◆ PASSAGE FOR REVIEW:
───

The Privacy Commissioner’s determination in the matter of CP and the Department of Defence illustrates one significant difference in the treatment of federal agencies and private sector organisations under the federal Privacy Act.
This case involved an employee of the department who had made a claim for worker’s compensation in respect of an injury alleged to be work-related. The department referred the employee to an independent medical practitioner for an assessment of whether or not the employee was fit for duty. The independent practitioner recommended that his assessment be provided to the employee’s usual treating GP, rather than being provided directly to the employee. The department sought permission from the employee to pass the assessment on to his treating GP, but the employee objected.
Despite the objection, the department provided the assessment to the employee’s treating GP.
The Commissioner determined that this disclosure contravened IPP 11 (the disclosure principle that applied to agencies prior to March 2014). Compensation for non-economic loss was awarded in the sum of $5,000, based on evidence from the employee’s treating psychologist that the employee had suffered humiliation and distress caused in part by the unauthorised disclosure of the independent practitioner’s assessment. The department sought to discredit the psychologist’s report on the basis that the psychologist relied only on an account of events provided by the employee. The Commissioner did not accept this criticism, and said that the psychologist undertook sufficient evaluation of the individual to make a diagnosis.

───

◆ STUDY MATERIAL:
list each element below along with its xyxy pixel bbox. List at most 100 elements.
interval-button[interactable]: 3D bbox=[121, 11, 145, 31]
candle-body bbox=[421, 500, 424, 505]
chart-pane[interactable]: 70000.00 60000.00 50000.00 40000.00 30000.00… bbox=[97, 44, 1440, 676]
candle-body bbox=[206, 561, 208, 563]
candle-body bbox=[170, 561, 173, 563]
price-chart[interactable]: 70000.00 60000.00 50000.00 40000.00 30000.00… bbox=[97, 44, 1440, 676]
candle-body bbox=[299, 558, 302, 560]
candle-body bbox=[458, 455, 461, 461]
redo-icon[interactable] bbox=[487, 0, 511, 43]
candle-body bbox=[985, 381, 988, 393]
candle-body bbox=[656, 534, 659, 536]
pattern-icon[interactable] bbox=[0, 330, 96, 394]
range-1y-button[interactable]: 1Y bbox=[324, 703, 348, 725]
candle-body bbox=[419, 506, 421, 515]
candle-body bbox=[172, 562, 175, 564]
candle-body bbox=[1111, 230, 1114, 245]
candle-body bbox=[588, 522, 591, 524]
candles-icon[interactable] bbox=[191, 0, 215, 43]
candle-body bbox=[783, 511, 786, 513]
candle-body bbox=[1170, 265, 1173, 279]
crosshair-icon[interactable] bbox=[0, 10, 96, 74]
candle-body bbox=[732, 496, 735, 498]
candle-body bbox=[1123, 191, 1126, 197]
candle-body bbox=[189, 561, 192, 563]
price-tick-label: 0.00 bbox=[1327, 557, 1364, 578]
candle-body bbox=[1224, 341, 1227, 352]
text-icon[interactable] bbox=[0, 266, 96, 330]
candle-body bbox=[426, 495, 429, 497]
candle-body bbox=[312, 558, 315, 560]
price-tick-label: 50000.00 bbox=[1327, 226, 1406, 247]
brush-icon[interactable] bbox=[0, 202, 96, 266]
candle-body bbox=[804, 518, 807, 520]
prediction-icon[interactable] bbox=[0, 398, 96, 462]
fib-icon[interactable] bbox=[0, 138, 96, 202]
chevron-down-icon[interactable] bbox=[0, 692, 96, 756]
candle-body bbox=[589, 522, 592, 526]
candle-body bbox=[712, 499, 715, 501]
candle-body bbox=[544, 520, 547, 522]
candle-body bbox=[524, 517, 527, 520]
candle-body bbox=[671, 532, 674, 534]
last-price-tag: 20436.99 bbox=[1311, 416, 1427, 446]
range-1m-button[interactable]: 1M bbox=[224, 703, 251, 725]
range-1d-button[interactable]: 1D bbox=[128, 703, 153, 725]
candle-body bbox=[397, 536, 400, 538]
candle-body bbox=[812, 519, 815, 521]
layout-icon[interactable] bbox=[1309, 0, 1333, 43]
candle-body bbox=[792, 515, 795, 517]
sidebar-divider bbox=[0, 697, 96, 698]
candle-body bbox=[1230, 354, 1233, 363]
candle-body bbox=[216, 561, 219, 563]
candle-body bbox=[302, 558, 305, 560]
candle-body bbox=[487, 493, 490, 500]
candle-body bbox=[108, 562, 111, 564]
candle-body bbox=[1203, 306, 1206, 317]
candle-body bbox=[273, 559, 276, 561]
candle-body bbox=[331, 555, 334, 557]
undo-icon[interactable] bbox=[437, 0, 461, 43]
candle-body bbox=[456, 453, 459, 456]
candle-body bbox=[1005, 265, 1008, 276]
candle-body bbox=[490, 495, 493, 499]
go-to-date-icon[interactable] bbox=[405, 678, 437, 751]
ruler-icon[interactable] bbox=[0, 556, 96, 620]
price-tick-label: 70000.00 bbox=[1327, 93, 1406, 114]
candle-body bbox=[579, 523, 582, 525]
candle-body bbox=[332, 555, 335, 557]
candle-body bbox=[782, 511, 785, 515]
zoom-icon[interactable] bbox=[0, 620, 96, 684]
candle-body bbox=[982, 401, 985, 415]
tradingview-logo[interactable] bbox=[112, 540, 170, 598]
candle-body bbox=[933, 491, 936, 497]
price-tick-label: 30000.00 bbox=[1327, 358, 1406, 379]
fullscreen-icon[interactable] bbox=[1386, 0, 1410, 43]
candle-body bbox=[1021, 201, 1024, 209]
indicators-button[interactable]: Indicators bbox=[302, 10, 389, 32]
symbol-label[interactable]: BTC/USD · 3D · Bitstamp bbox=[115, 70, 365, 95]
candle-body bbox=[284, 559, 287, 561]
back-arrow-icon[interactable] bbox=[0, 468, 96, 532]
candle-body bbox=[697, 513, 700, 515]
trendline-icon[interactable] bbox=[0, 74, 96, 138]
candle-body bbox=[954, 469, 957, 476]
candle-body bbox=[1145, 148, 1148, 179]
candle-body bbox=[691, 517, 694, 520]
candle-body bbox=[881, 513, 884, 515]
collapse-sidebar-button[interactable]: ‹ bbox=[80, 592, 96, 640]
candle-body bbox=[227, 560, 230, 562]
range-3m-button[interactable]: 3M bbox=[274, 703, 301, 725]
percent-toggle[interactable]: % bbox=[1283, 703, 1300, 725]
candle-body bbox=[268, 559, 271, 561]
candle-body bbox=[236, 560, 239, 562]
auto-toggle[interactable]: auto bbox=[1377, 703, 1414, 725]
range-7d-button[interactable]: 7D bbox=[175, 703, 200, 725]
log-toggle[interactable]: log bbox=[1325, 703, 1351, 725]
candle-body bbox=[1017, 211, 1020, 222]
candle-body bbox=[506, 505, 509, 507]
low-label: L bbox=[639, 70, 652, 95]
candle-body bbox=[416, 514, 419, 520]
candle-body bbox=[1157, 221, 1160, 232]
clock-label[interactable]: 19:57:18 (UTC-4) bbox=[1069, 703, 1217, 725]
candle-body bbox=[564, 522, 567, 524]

───

◆ EXERCISE SET:
[A] According to the text about the Privacy Commissioner's determination, how much was awarded as compensation for non-economic loss?
[B] Please list every health professional mentioned in the text about the Privacy Commissioner's determination.
The material has no connection to the text about the Privacy Commissioner's determination.

◆ SOLUTIONS FOR EACH TASK:
[A] $5,000.

[B] The independent medical practitioner, the employee's usual treating GP, and the employee's treating psychologist.